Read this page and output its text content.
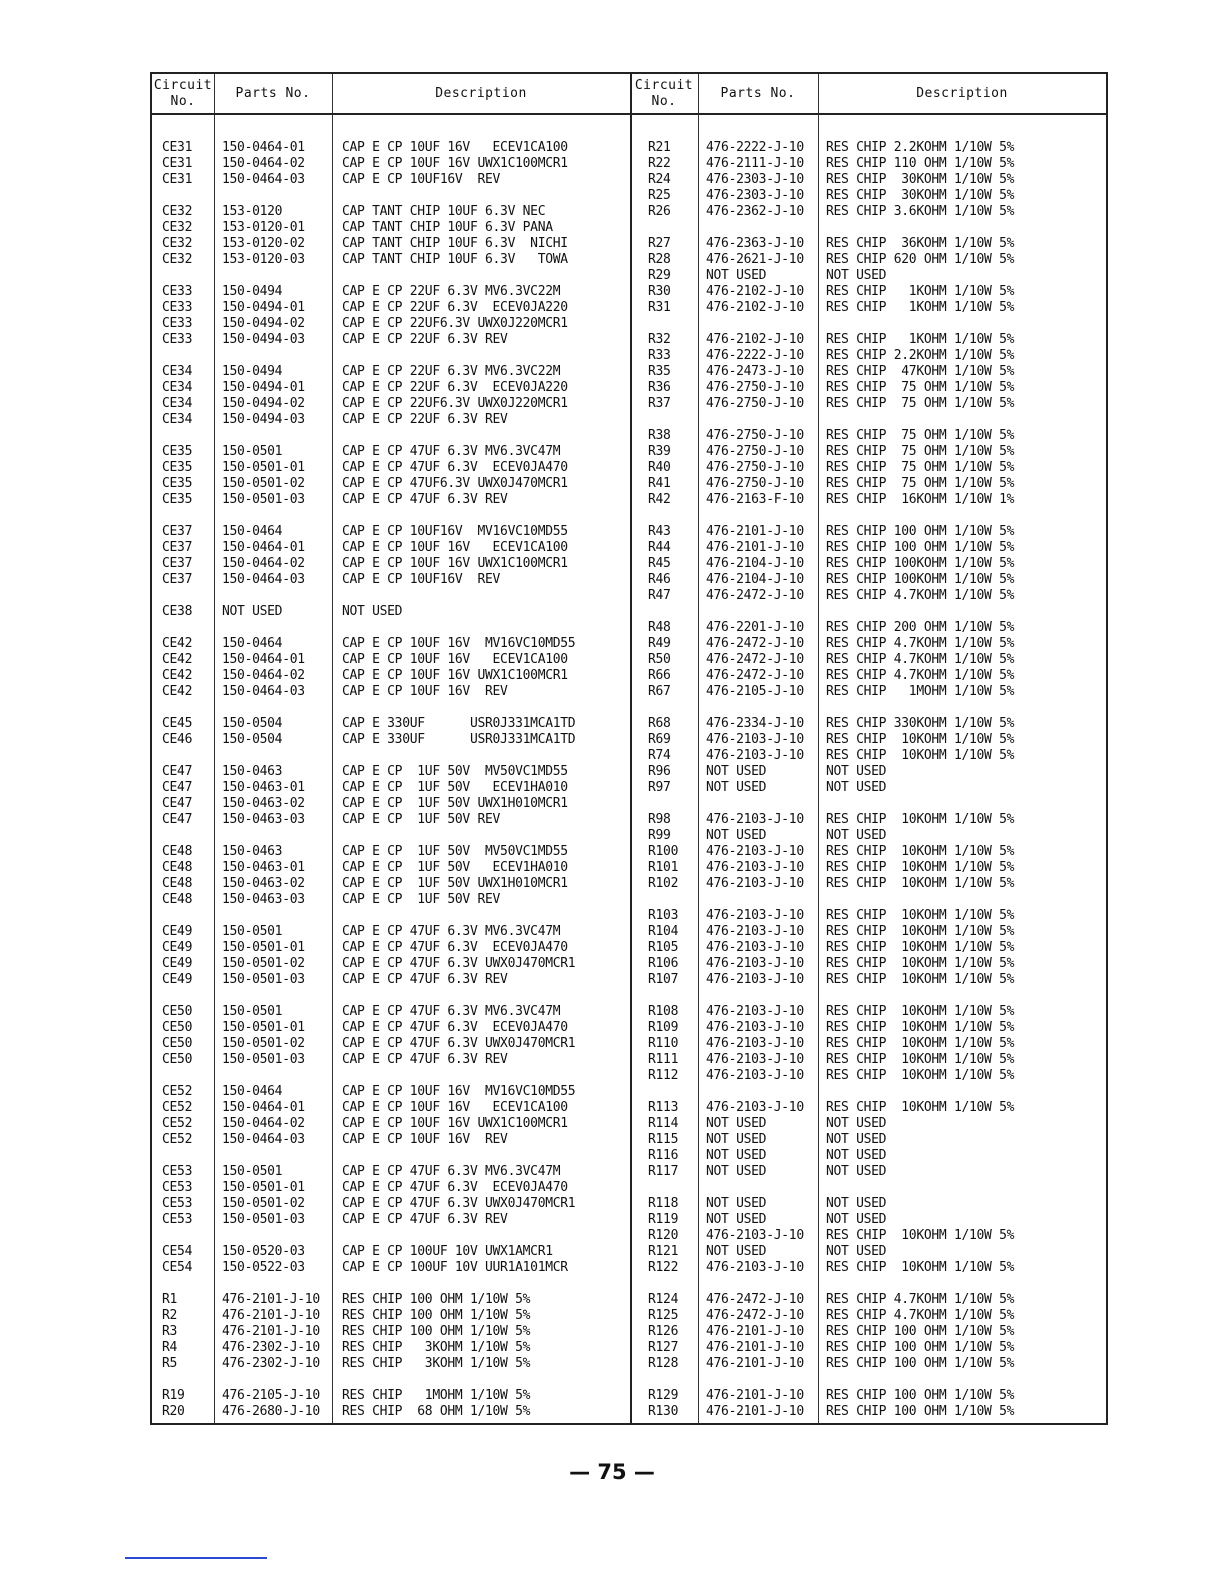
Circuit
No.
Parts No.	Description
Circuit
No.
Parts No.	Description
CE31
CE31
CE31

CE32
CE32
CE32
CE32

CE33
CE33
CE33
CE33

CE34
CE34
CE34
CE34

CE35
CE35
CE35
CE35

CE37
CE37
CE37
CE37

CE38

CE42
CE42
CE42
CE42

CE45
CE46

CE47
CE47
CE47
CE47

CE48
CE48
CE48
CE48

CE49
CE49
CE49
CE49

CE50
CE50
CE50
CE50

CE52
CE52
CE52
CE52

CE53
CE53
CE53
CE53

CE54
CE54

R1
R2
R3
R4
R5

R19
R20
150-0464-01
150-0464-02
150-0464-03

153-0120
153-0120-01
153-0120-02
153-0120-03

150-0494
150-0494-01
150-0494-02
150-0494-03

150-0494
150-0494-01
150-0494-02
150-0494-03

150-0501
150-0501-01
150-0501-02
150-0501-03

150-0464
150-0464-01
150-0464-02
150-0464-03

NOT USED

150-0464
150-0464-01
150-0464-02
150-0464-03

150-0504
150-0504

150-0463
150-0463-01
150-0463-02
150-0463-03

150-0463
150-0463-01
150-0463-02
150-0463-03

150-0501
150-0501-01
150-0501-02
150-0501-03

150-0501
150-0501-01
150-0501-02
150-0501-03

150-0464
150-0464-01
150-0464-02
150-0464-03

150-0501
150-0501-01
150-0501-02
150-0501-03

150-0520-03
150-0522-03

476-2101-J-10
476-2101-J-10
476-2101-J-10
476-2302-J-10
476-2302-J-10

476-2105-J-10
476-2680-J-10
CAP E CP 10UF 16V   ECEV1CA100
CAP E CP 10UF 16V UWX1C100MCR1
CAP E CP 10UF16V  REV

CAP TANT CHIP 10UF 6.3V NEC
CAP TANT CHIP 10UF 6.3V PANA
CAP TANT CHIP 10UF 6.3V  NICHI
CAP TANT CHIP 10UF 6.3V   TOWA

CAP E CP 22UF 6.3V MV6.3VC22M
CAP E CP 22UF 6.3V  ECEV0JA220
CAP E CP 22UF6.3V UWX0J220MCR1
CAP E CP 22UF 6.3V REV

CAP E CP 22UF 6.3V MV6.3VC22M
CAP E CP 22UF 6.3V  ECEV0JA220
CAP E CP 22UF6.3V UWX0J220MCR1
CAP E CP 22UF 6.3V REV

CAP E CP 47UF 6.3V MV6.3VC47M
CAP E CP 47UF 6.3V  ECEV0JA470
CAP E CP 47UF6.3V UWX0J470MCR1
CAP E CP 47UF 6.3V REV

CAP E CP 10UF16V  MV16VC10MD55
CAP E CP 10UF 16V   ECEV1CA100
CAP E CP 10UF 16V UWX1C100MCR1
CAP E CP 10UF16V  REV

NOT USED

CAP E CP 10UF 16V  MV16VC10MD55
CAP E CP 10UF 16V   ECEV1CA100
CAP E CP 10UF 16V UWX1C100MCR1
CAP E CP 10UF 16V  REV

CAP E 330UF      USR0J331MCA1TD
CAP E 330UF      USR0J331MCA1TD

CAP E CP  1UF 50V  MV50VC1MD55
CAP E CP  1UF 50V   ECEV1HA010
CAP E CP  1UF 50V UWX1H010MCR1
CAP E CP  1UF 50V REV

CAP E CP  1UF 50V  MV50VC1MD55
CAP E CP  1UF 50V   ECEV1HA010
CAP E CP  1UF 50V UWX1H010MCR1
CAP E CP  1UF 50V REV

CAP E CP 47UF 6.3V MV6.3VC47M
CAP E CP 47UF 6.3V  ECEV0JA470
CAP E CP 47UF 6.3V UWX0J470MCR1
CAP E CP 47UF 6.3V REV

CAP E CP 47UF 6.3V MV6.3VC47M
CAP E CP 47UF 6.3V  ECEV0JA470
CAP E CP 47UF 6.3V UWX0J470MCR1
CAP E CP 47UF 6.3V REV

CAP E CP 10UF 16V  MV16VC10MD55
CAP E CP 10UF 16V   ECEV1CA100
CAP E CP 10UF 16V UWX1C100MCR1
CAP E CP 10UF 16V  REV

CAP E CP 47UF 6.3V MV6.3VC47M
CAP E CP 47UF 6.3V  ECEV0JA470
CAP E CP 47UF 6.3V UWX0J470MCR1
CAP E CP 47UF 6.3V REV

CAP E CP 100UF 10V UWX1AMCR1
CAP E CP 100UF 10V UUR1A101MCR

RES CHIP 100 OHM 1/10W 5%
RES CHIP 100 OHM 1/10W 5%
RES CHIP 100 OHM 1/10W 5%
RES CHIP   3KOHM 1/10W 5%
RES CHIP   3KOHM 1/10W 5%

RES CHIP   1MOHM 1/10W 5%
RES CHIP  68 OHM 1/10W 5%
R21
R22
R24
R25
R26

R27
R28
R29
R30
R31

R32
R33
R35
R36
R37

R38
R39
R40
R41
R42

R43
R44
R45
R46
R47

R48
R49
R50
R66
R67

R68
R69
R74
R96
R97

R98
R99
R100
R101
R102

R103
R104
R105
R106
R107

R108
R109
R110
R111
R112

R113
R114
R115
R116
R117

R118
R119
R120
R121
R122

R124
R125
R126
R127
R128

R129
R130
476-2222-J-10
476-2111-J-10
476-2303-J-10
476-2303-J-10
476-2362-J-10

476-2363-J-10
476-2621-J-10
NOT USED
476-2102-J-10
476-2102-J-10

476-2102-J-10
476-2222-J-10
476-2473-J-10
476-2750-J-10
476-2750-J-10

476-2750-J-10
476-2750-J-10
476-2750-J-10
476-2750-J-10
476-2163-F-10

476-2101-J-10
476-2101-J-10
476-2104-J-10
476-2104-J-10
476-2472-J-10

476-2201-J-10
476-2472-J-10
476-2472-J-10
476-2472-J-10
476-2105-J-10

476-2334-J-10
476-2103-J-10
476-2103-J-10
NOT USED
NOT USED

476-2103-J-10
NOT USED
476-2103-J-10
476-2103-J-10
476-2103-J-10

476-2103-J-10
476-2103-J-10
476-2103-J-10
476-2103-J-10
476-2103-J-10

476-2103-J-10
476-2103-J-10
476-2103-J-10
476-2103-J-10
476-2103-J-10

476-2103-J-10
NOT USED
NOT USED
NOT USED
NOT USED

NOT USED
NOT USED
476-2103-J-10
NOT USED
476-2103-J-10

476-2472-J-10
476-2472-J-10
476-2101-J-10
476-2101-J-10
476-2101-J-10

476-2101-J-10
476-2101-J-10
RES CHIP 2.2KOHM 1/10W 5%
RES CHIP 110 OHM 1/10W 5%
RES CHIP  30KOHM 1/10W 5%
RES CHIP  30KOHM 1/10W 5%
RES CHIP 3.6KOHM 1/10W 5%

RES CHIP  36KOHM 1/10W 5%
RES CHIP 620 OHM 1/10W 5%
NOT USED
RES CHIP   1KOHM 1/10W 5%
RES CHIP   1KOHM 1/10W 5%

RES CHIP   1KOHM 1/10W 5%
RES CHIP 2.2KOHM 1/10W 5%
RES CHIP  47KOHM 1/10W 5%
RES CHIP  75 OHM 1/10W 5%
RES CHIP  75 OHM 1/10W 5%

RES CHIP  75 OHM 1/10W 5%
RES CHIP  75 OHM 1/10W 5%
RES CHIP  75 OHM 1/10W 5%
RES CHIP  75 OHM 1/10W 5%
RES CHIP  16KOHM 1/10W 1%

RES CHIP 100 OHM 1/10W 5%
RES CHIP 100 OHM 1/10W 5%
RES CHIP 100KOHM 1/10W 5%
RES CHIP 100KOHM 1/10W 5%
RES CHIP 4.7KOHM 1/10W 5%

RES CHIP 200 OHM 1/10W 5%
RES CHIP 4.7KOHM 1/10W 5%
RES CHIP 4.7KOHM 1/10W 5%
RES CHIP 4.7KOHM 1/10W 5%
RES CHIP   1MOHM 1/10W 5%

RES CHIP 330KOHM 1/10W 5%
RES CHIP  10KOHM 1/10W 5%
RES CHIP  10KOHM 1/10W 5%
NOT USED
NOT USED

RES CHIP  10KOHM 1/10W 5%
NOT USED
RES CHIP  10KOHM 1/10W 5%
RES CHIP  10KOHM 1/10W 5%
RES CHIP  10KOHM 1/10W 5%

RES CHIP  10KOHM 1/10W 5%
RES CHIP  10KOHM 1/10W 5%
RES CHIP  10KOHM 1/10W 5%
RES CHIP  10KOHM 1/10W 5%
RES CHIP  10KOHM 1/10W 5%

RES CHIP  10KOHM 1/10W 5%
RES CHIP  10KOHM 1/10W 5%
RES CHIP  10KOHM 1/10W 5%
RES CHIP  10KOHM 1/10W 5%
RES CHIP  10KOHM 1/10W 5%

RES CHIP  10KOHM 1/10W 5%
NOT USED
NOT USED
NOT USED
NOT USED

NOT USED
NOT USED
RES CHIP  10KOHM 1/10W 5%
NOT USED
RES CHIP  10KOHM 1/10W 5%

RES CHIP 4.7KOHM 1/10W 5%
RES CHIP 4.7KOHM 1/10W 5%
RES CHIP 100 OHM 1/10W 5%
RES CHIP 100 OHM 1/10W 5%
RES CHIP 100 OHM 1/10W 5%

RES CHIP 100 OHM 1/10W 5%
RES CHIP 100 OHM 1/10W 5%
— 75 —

------------------------------------------------

GOAL OF THE EXERCISE
All lines above with "TANT" in them should be returned.

TASK ANSWER
CAP TANT CHIP 10UF 6.3V NEC
CAP TANT CHIP 10UF 6.3V PANA
CAP TANT CHIP 10UF 6.3V  NICHI
CAP TANT CHIP 10UF 6.3V   TOWA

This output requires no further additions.